▶ _RAW DATA_
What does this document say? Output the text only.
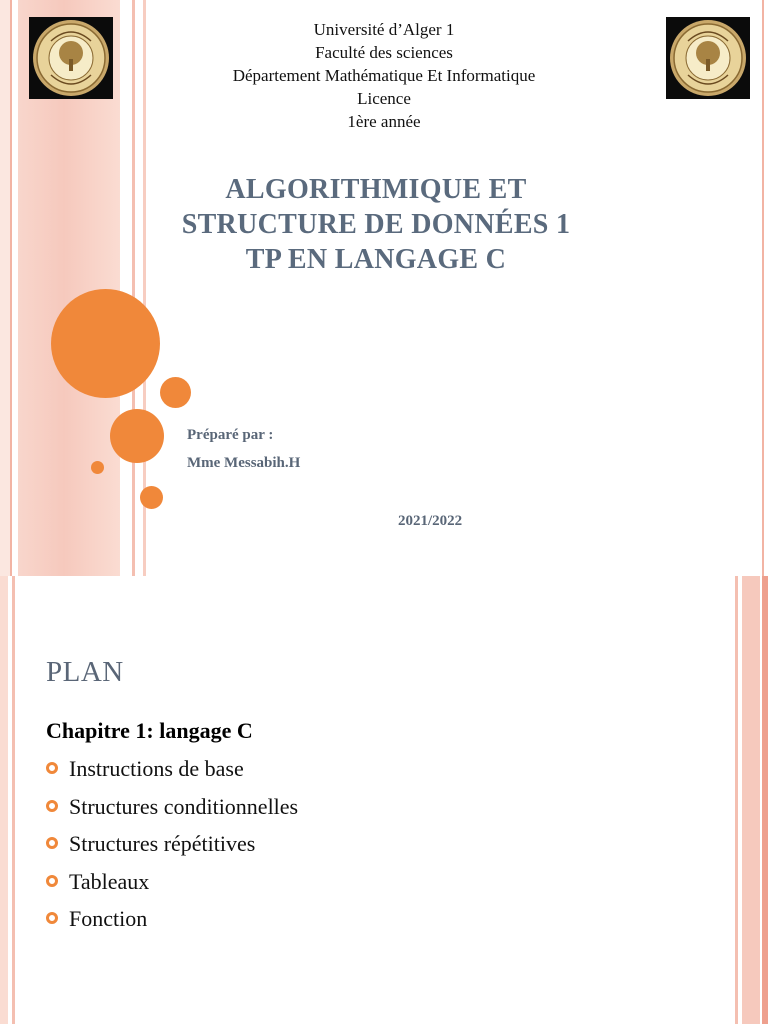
Université d’Alger 1
Faculté des sciences
Département Mathématique Et Informatique
Licence
1ère année
ALGORITHMIQUE ET
STRUCTURE DE DONNÉES 1
TP EN LANGAGE C
Préparé par :
Mme Messabih.H
2021/2022
PLAN
Chapitre 1: langage C
Instructions de base
Structures conditionnelles
Structures répétitives
Tableaux
Fonction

▶ _YOUR INSTRUCTIONS_
From the listing, copy each line containing the word "Structures".

▶ _EXERCISE RESULT_
Structures conditionnelles
Structures répétitives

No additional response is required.